Records for the exercise start

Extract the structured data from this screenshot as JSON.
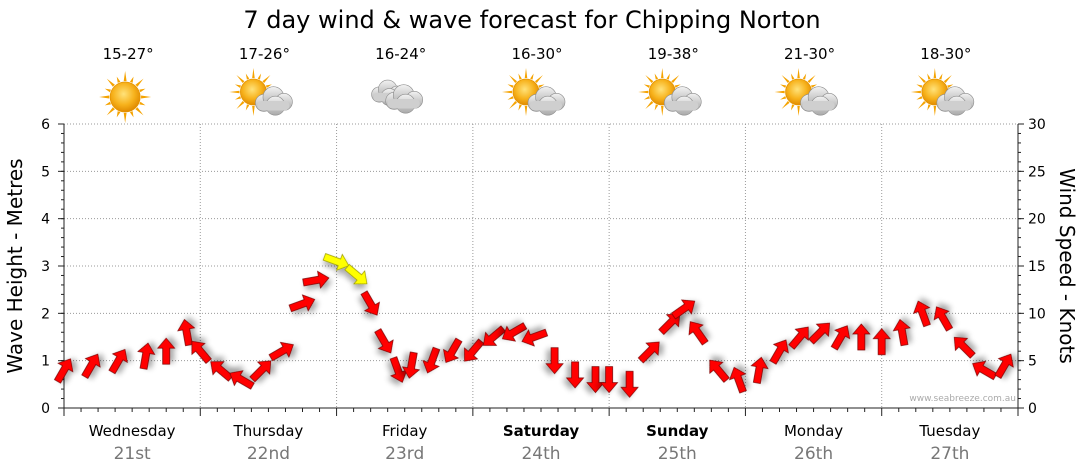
{
  "chart_data": {
    "type": "line",
    "title": "7 day wind & wave forecast for Chipping Norton",
    "ylabel_left": "Wave Height - Metres",
    "ylabel_right": "Wind Speed - Knots",
    "ylim_left": [
      0,
      6
    ],
    "ylim_right": [
      0,
      30
    ],
    "yticks_left": [
      "0",
      "1",
      "2",
      "3",
      "4",
      "5",
      "6"
    ],
    "yticks_right": [
      "0",
      "5",
      "10",
      "15",
      "20",
      "25",
      "30"
    ],
    "grid": true,
    "credit": "www.seabreeze.com.au",
    "days": [
      {
        "name": "Wednesday",
        "date": "21st",
        "bold": false,
        "temp": "15-27°",
        "weather": "sunny"
      },
      {
        "name": "Thursday",
        "date": "22nd",
        "bold": false,
        "temp": "17-26°",
        "weather": "partly-cloudy"
      },
      {
        "name": "Friday",
        "date": "23rd",
        "bold": false,
        "temp": "16-24°",
        "weather": "cloudy"
      },
      {
        "name": "Saturday",
        "date": "24th",
        "bold": true,
        "temp": "16-30°",
        "weather": "partly-cloudy"
      },
      {
        "name": "Sunday",
        "date": "25th",
        "bold": true,
        "temp": "19-38°",
        "weather": "partly-cloudy"
      },
      {
        "name": "Monday",
        "date": "26th",
        "bold": false,
        "temp": "21-30°",
        "weather": "partly-cloudy"
      },
      {
        "name": "Tuesday",
        "date": "27th",
        "bold": false,
        "temp": "18-30°",
        "weather": "partly-cloudy"
      }
    ],
    "wind_series": {
      "name": "Wind Speed",
      "unit": "knots",
      "colors": {
        "normal": "#ff0000",
        "strong": "#ffff00"
      },
      "strong_threshold": 14,
      "x_day": [
        0.0,
        0.2,
        0.4,
        0.6,
        0.75,
        0.9,
        1.0,
        1.15,
        1.3,
        1.45,
        1.6,
        1.75,
        1.85,
        2.0,
        2.15,
        2.25,
        2.35,
        2.45,
        2.55,
        2.7,
        2.85,
        3.0,
        3.15,
        3.3,
        3.45,
        3.6,
        3.75,
        3.9,
        4.0,
        4.15,
        4.3,
        4.45,
        4.55,
        4.65,
        4.8,
        4.95,
        5.1,
        5.25,
        5.4,
        5.55,
        5.7,
        5.85,
        6.0,
        6.15,
        6.3,
        6.45,
        6.6,
        6.75,
        6.9
      ],
      "speed": [
        4,
        4.5,
        5,
        5.5,
        6,
        8,
        6,
        4,
        3,
        4,
        6,
        11,
        13.5,
        15.5,
        14,
        11,
        7,
        4,
        4.5,
        5,
        6,
        6,
        7.5,
        8,
        7.5,
        5,
        3.5,
        3,
        3,
        2.5,
        6,
        9,
        10.5,
        8,
        4,
        3,
        4,
        6,
        7.5,
        8,
        7.5,
        7.5,
        7,
        8,
        10,
        9.5,
        6.5,
        4,
        4.5
      ],
      "direction_deg": [
        60,
        60,
        60,
        80,
        90,
        100,
        130,
        140,
        150,
        45,
        30,
        20,
        10,
        340,
        320,
        300,
        300,
        290,
        260,
        250,
        240,
        230,
        220,
        210,
        200,
        270,
        270,
        270,
        270,
        270,
        45,
        45,
        35,
        125,
        130,
        110,
        80,
        60,
        50,
        45,
        60,
        90,
        90,
        100,
        110,
        120,
        135,
        150,
        60
      ]
    }
  }
}
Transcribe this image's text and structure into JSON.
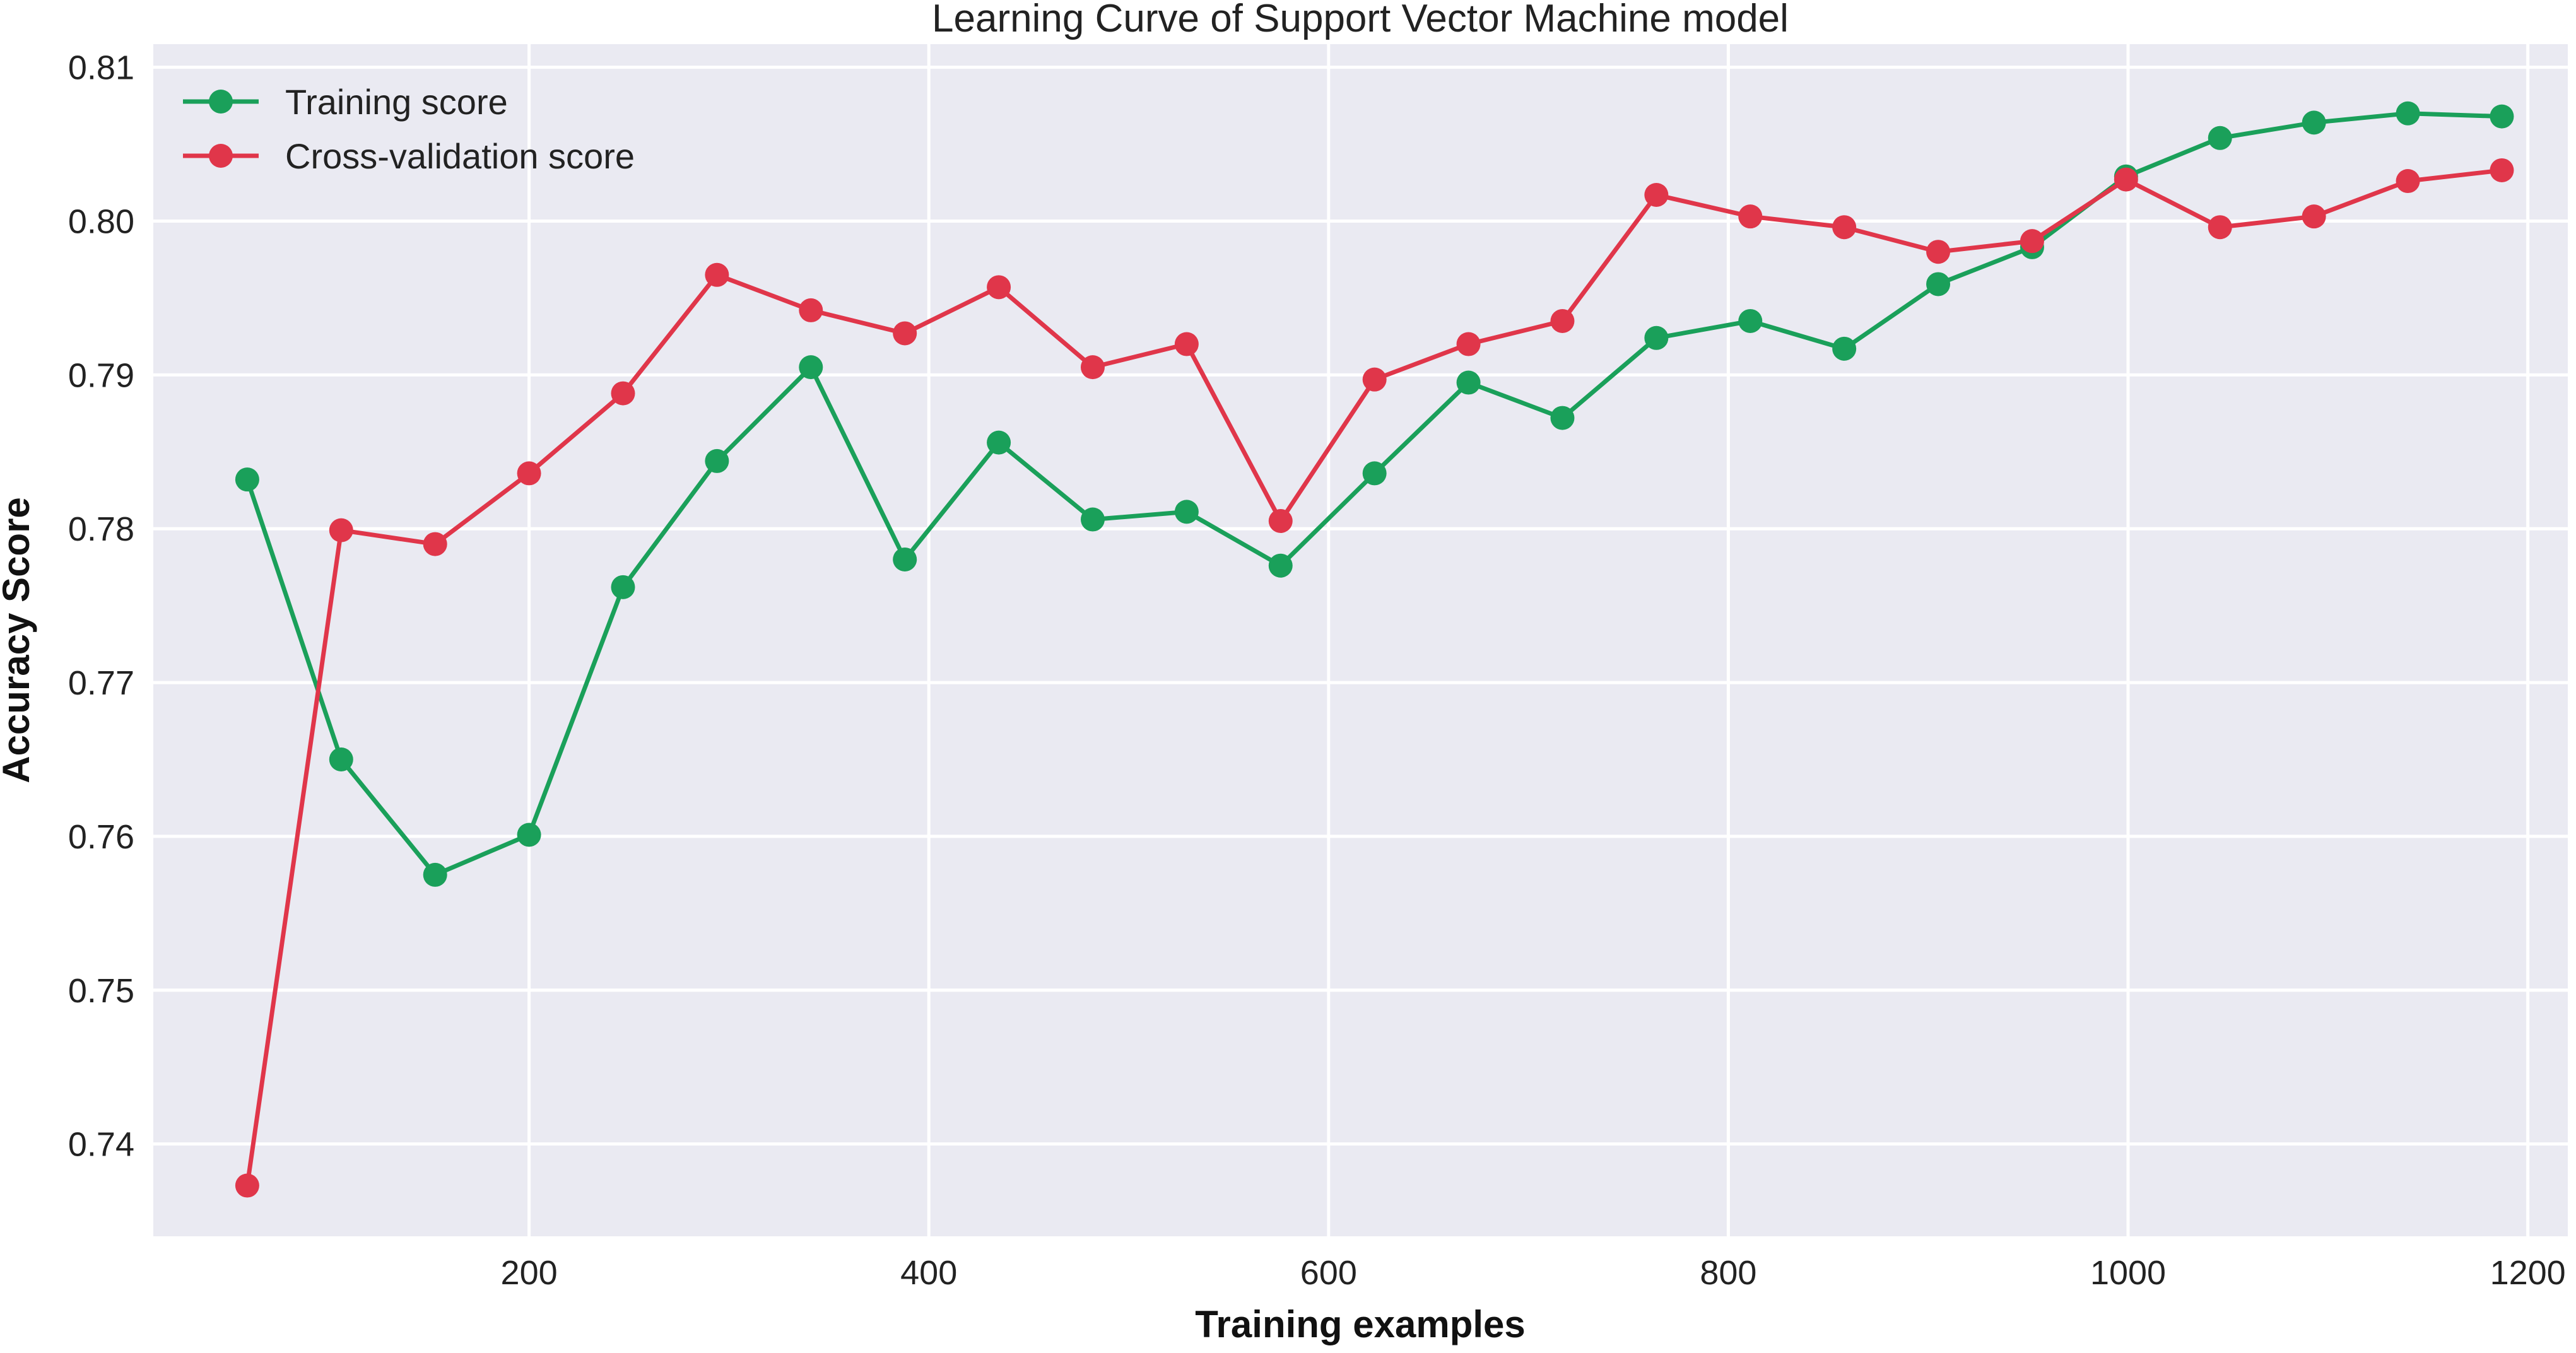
{
  "chart_data": {
    "type": "line",
    "title": "Learning Curve of Support Vector Machine model",
    "xlabel": "Training examples",
    "ylabel": "Accuracy Score",
    "xlim": [
      12,
      1220
    ],
    "ylim": [
      0.734,
      0.8115
    ],
    "xticks": [
      200,
      400,
      600,
      800,
      1000,
      1200
    ],
    "yticks": [
      0.74,
      0.75,
      0.76,
      0.77,
      0.78,
      0.79,
      0.8,
      0.81
    ],
    "ytick_labels": [
      "0.74",
      "0.75",
      "0.76",
      "0.77",
      "0.78",
      "0.79",
      "0.80",
      "0.81"
    ],
    "grid": true,
    "legend_position": "top-left",
    "x": [
      59,
      106,
      153,
      200,
      247,
      294,
      341,
      388,
      435,
      482,
      529,
      576,
      623,
      670,
      717,
      764,
      811,
      858,
      905,
      952,
      999,
      1046,
      1093,
      1140,
      1187
    ],
    "series": [
      {
        "name": "Training score",
        "color": "#1aa05a",
        "values": [
          0.7832,
          0.765,
          0.7575,
          0.7601,
          0.7762,
          0.7844,
          0.7905,
          0.778,
          0.7856,
          0.7806,
          0.7811,
          0.7776,
          0.7836,
          0.7895,
          0.7872,
          0.7924,
          0.7935,
          0.7917,
          0.7959,
          0.7983,
          0.8029,
          0.8054,
          0.8064,
          0.807,
          0.8068
        ]
      },
      {
        "name": "Cross-validation score",
        "color": "#e0364a",
        "values": [
          0.7373,
          0.7799,
          0.779,
          0.7836,
          0.7888,
          0.7965,
          0.7942,
          0.7927,
          0.7957,
          0.7905,
          0.792,
          0.7805,
          0.7897,
          0.792,
          0.7935,
          0.8017,
          0.8003,
          0.7996,
          0.798,
          0.7987,
          0.8027,
          0.7996,
          0.8003,
          0.8026,
          0.8033
        ]
      }
    ]
  }
}
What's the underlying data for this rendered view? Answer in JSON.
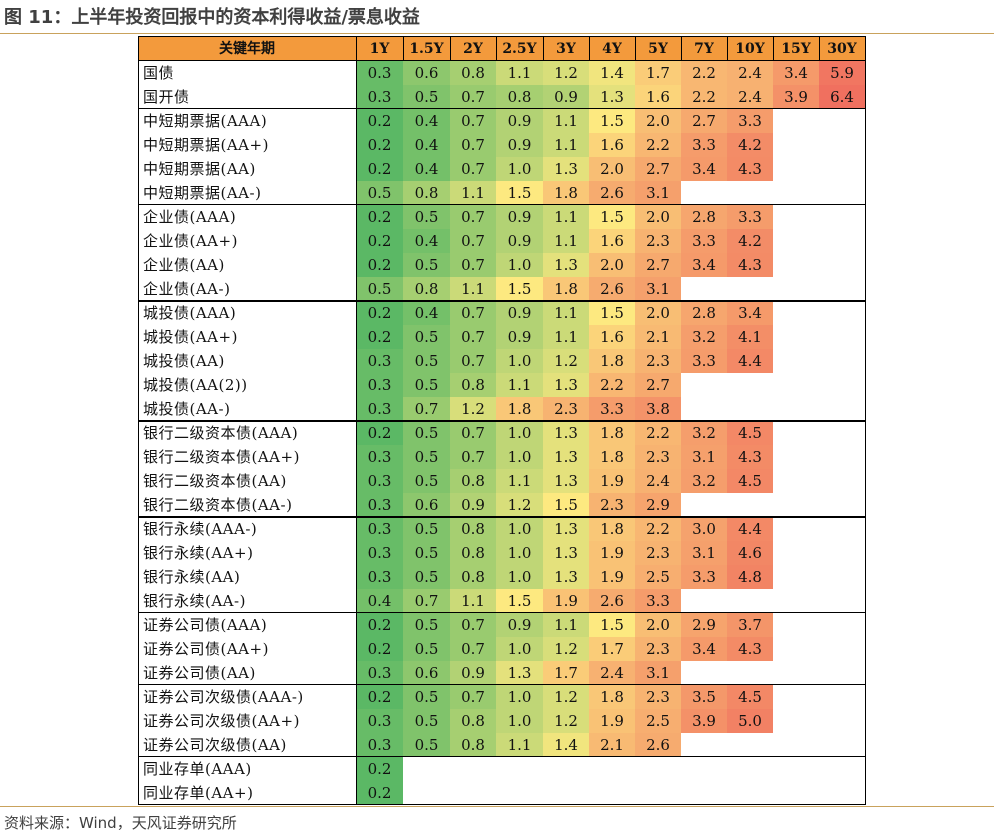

Records for the exercise end

Exercise description: Work out how many lines in the entries hold the string "date". Your answer should consist solely of that number.

Reply: 7